TASK BRIEF:
Transcribe precisely those lines of the listing that fall between the line containing "Transcribe this image's" and the last line, inclusive of both.

RAW RECORDS:
────────────────

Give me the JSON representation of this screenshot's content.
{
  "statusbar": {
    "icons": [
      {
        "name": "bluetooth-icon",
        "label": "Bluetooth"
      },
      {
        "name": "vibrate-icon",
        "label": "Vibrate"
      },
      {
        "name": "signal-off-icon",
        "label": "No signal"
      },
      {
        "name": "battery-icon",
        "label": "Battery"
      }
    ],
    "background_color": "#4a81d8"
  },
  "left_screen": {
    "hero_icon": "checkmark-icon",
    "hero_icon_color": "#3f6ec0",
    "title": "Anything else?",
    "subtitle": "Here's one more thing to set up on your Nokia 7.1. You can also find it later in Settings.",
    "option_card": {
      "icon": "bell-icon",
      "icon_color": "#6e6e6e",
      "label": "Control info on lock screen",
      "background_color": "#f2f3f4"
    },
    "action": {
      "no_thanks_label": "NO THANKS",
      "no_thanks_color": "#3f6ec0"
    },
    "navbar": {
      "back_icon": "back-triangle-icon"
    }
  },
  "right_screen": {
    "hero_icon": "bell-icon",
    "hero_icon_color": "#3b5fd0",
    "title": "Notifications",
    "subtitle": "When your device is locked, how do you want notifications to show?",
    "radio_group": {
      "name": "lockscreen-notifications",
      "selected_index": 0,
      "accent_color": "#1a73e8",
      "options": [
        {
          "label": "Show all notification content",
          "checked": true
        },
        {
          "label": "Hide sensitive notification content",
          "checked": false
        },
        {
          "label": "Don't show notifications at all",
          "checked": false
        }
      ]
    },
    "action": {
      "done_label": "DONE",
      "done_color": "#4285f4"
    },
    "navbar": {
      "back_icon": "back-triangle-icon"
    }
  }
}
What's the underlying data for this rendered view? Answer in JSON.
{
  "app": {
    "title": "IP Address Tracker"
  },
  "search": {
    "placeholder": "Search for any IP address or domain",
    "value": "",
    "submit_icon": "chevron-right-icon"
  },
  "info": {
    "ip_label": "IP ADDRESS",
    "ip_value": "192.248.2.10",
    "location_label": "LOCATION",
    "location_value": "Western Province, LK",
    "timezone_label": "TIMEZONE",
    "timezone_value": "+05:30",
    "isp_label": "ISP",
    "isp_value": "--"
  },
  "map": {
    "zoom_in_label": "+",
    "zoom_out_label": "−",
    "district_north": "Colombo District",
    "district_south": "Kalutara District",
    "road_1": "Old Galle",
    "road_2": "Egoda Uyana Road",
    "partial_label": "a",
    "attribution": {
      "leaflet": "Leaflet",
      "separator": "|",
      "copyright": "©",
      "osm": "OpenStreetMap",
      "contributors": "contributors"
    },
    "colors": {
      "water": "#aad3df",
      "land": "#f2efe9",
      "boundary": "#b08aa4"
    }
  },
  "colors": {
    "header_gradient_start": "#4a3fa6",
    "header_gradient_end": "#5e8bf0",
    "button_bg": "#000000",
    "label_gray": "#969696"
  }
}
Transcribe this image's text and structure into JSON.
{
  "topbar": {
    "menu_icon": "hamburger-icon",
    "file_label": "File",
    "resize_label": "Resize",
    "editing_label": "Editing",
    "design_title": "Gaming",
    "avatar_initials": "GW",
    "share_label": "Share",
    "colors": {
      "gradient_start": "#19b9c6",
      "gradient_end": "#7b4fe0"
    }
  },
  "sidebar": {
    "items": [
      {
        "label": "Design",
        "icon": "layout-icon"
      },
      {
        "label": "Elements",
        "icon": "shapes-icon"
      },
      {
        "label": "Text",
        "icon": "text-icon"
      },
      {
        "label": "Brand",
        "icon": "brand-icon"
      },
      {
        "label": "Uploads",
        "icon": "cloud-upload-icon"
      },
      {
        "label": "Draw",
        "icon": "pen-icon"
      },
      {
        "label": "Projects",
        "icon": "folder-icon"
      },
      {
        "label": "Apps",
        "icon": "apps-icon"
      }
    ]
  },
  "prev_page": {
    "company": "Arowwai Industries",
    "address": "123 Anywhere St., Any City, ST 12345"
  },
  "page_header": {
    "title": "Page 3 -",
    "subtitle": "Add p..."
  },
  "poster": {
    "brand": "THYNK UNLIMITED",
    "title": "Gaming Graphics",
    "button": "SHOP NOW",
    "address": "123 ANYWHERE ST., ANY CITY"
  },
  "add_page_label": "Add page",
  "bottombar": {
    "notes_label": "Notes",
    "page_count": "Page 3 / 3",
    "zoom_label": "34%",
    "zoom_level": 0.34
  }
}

────────────────

TASK RESULT:
Transcribe this image's text and structure into JSON.
{
  "topbar": {
    "menu_icon": "hamburger-icon",
    "file_label": "File",
    "resize_label": "Resize",
    "editing_label": "Editing",
    "design_title": "Gaming",
    "avatar_initials": "GW",
    "share_label": "Share",
    "colors": {
      "gradient_start": "#19b9c6",
      "gradient_end": "#7b4fe0"
    }
  },
  "sidebar": {
    "items": [
      {
        "label": "Design",
        "icon": "layout-icon"
      },
      {
        "label": "Elements",
        "icon": "shapes-icon"
      },
      {
        "label": "Text",
        "icon": "text-icon"
      },
      {
        "label": "Brand",
        "icon": "brand-icon"
      },
      {
        "label": "Uploads",
        "icon": "cloud-upload-icon"
      },
      {
        "label": "Draw",
        "icon": "pen-icon"
      },
      {
        "label": "Projects",
        "icon": "folder-icon"
      },
      {
        "label": "Apps",
        "icon": "apps-icon"
      }
    ]
  },
  "prev_page": {
    "company": "Arowwai Industries",
    "address": "123 Anywhere St., Any City, ST 12345"
  },
  "page_header": {
    "title": "Page 3 -",
    "subtitle": "Add p..."
  },
  "poster": {
    "brand": "THYNK UNLIMITED",
    "title": "Gaming Graphics",
    "button": "SHOP NOW",
    "address": "123 ANYWHERE ST., ANY CITY"
  },
  "add_page_label": "Add page",
  "bottombar": {
    "notes_label": "Notes",
    "page_count": "Page 3 / 3",
    "zoom_label": "34%",
    "zoom_level": 0.34
  }
}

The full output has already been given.